— Begin —
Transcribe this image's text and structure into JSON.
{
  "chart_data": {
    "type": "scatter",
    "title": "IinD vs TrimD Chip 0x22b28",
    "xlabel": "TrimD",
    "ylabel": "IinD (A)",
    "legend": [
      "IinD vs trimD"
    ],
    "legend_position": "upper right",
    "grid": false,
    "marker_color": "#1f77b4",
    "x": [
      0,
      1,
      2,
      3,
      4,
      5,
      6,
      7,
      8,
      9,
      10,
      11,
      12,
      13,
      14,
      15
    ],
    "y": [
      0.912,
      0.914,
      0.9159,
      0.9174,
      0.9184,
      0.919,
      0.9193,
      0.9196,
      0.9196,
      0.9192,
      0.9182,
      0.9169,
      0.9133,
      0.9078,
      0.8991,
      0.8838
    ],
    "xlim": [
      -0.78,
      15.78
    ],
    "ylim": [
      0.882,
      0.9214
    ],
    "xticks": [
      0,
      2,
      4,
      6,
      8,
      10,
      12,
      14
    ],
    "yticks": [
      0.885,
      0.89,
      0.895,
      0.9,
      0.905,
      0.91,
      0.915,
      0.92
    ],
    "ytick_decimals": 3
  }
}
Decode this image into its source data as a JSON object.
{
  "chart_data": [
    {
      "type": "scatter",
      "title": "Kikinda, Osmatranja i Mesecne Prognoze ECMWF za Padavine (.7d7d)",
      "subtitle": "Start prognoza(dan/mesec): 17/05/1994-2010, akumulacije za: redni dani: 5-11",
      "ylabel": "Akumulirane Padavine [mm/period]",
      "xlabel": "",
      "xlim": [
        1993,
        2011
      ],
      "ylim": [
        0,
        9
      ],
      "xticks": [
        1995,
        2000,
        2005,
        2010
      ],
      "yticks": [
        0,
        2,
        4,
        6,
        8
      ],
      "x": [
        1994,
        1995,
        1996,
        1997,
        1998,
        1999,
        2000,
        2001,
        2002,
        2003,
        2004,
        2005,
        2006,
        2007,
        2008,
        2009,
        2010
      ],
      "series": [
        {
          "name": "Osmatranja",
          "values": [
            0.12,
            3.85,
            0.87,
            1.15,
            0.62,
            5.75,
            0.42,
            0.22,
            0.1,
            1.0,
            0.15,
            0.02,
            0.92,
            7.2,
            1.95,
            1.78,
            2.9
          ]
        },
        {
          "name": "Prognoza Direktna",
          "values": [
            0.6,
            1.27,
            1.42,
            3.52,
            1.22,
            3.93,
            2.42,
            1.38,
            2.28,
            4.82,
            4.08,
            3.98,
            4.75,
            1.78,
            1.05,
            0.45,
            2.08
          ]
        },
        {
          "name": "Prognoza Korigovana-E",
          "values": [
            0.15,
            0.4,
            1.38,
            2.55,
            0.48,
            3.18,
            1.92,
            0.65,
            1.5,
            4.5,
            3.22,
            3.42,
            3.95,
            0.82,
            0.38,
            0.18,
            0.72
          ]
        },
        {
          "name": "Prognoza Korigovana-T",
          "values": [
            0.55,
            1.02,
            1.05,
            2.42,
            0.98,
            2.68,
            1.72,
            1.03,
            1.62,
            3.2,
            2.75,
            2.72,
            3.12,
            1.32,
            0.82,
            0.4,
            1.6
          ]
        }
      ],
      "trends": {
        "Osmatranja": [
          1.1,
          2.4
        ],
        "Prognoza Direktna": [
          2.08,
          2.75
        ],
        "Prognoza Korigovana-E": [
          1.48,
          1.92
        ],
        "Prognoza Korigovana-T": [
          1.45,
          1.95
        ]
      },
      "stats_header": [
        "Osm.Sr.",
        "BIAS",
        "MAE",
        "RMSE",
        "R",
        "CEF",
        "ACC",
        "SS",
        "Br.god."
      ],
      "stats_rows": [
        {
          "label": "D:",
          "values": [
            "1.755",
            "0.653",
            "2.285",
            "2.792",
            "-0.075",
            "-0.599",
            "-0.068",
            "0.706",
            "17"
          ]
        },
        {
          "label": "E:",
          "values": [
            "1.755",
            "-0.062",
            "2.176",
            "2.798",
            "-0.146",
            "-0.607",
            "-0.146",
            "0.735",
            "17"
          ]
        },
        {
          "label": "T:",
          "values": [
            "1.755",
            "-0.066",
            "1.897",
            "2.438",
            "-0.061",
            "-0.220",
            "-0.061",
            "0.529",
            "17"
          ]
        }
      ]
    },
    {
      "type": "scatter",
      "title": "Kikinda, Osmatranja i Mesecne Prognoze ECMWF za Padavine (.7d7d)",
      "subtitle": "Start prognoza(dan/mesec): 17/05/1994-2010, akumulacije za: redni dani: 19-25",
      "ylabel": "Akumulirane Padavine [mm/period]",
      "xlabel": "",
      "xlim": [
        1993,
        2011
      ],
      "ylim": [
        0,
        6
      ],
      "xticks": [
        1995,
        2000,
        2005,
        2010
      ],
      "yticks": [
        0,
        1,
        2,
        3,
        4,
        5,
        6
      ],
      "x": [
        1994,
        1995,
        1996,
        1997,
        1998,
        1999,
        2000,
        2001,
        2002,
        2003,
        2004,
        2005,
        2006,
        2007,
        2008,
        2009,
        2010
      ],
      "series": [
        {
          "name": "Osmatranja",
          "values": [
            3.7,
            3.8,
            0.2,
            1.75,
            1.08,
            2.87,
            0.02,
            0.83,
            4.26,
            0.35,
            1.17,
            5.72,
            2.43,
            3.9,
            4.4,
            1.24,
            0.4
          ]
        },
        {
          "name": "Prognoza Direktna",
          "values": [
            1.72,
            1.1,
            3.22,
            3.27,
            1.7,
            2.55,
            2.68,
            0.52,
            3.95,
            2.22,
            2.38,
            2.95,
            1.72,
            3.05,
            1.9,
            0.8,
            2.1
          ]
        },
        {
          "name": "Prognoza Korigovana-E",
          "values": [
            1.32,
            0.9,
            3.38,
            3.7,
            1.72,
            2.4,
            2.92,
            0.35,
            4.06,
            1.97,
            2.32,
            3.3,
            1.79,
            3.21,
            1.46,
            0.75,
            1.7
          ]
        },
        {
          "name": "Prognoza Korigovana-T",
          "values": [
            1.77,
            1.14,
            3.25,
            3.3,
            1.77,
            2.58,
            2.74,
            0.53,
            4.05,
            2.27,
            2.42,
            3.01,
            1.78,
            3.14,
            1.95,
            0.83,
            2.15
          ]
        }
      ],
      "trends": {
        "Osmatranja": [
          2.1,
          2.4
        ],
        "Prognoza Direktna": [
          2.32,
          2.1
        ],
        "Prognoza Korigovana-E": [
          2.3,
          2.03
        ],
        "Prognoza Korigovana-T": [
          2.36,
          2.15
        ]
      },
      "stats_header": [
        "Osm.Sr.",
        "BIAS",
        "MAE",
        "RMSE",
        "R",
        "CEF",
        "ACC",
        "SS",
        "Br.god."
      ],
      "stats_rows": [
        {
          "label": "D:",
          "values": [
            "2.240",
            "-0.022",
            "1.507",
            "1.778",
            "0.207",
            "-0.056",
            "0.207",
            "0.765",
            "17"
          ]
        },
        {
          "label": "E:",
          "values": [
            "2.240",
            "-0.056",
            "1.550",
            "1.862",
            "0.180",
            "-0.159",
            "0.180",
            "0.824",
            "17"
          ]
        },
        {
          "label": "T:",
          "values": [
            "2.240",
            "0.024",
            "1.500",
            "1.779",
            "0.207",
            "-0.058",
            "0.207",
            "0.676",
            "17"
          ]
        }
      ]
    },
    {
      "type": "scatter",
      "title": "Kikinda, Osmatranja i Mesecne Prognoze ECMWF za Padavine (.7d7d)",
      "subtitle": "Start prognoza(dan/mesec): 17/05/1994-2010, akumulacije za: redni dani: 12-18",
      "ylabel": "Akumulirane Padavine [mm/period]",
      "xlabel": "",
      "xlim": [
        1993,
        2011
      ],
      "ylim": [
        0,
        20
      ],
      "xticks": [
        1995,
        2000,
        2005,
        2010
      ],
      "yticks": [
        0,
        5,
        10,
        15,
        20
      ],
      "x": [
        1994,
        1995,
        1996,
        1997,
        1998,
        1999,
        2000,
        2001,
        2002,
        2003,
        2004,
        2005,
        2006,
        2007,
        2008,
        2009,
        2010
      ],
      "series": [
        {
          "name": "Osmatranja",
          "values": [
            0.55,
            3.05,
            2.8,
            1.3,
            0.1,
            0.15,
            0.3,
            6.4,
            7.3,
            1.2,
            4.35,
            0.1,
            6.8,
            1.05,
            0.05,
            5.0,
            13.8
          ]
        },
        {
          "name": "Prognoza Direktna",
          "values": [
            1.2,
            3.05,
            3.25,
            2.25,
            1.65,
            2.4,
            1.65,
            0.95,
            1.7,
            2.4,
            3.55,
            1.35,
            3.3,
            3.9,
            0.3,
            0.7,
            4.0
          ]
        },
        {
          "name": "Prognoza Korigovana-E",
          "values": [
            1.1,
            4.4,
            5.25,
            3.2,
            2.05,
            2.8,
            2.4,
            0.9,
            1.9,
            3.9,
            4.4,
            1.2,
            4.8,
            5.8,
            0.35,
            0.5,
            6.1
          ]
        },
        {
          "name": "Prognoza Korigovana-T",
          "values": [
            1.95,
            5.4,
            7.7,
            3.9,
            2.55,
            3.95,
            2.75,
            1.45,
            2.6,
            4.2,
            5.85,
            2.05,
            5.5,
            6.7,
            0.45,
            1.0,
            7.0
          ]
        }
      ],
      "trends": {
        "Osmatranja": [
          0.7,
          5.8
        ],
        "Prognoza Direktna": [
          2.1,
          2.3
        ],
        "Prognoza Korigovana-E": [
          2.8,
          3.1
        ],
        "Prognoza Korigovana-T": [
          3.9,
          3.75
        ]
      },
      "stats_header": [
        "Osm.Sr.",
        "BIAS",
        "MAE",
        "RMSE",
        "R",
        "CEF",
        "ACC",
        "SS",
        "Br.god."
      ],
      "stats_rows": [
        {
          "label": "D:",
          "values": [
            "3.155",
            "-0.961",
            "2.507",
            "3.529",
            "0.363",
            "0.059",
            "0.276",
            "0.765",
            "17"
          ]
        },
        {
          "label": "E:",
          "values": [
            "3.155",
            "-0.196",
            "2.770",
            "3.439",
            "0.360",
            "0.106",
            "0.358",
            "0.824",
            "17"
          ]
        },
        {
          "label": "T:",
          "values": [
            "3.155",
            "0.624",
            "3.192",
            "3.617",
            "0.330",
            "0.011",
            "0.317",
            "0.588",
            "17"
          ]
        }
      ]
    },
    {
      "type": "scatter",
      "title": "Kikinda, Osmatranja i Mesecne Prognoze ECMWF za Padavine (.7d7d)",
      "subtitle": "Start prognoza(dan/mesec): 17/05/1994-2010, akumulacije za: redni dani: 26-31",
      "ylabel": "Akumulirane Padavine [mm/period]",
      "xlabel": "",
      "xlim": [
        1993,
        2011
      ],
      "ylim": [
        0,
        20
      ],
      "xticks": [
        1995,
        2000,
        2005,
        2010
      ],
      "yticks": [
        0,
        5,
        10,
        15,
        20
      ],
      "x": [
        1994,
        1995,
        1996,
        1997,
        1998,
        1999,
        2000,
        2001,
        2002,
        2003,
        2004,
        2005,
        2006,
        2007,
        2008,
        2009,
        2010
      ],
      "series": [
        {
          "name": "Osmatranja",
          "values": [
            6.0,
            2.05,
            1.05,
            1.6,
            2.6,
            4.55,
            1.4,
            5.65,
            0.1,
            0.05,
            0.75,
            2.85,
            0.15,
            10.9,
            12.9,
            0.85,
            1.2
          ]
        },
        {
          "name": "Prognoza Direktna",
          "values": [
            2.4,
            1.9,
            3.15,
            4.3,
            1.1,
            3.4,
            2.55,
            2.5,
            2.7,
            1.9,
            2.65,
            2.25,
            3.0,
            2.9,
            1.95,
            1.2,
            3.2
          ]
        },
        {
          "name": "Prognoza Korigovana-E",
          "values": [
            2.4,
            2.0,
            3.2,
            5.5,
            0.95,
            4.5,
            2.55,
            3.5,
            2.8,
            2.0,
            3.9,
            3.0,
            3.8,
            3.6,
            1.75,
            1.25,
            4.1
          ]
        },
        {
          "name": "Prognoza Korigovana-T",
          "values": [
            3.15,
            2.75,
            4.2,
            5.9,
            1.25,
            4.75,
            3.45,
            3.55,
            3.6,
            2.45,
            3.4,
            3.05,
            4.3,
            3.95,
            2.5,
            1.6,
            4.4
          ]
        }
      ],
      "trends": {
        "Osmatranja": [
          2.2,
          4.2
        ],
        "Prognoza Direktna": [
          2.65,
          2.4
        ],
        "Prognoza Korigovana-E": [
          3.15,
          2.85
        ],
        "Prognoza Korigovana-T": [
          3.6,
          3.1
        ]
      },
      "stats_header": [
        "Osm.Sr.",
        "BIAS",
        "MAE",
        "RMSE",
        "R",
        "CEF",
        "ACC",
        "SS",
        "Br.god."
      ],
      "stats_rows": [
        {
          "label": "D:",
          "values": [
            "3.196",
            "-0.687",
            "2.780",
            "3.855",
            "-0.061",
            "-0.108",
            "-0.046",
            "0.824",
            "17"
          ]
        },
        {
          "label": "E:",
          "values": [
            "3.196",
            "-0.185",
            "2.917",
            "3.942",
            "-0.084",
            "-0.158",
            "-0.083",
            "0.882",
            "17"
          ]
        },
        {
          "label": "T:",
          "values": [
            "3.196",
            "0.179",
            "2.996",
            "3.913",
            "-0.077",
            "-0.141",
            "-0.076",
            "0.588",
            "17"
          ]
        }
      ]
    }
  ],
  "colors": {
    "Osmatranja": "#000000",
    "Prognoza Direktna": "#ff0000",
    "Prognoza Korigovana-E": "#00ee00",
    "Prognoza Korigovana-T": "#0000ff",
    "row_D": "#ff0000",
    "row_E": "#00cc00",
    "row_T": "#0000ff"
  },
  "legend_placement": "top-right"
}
— End —
Identify all lines in the records above with the word "this".

= ANSWER TO THE EXERCISE =
Transcribe this image's text and structure into JSON.
Decode this image into its source data as a JSON object.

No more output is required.